**Given instruction:** Answer with one number: the count of lines in this material that hold the word "label".

**Material:**
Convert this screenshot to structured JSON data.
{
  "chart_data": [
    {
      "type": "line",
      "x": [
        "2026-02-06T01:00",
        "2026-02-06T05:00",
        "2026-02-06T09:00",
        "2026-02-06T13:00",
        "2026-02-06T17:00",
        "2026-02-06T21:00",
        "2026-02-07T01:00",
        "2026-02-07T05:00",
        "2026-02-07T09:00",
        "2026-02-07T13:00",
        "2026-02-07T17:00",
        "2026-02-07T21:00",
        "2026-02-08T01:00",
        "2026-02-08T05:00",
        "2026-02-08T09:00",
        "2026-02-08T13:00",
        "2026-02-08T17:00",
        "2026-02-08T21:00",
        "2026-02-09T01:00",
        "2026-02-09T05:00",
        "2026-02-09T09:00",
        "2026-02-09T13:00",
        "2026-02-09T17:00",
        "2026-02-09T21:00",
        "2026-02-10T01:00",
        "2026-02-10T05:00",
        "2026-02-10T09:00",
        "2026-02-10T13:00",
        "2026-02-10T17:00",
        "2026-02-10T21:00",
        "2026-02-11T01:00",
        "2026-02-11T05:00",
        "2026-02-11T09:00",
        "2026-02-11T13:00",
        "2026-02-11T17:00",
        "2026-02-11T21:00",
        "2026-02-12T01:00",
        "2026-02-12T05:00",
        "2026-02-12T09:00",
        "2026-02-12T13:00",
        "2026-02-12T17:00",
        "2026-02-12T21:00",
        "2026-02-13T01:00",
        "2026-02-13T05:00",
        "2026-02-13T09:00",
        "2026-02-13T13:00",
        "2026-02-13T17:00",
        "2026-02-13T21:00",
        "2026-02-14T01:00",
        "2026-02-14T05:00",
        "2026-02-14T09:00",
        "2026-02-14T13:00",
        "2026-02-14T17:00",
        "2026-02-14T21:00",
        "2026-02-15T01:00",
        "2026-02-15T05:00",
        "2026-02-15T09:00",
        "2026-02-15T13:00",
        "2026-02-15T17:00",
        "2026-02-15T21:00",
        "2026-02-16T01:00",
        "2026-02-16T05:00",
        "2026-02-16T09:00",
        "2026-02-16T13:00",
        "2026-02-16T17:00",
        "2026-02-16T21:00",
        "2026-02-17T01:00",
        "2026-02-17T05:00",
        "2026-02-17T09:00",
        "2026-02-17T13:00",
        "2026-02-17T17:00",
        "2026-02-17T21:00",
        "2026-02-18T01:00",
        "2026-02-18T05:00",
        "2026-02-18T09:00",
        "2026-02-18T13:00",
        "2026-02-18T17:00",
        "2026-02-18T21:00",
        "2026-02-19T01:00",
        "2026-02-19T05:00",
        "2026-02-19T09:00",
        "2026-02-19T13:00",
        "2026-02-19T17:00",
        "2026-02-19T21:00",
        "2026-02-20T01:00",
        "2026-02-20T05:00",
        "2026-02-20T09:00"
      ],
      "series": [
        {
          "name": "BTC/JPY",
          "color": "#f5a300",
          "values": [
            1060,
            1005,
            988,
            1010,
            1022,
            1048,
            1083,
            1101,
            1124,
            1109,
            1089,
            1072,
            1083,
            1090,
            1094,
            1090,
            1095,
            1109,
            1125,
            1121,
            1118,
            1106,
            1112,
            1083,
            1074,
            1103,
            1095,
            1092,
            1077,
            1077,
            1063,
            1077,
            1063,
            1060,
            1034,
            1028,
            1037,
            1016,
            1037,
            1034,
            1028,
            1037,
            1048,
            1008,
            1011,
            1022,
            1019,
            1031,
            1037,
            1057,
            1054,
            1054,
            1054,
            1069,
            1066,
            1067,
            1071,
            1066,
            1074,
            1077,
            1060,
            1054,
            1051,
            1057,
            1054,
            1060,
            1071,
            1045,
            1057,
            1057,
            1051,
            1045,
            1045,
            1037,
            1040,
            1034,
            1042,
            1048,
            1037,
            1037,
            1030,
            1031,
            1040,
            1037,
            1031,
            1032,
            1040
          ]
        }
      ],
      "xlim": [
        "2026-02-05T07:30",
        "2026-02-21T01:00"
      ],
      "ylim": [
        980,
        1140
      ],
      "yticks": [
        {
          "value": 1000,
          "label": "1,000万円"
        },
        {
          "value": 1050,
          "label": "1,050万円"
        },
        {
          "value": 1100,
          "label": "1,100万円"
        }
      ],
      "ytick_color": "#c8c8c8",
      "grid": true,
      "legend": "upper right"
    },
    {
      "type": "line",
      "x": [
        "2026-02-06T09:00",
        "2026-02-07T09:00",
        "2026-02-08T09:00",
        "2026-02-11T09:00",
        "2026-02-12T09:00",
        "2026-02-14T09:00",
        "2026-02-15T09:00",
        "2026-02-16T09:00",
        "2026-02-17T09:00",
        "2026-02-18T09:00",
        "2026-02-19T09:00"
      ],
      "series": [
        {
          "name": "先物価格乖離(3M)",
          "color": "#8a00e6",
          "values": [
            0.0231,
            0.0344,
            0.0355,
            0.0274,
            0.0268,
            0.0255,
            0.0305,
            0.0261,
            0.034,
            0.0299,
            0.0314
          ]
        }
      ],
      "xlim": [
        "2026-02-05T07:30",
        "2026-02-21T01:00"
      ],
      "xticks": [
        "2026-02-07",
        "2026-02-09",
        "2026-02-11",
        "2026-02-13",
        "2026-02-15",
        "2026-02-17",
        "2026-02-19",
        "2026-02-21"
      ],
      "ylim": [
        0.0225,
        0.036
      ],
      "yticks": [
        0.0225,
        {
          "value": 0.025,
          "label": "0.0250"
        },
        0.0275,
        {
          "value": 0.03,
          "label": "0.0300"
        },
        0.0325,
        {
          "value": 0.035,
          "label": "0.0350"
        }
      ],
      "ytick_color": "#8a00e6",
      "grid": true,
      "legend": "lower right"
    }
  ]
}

**The reply:** 6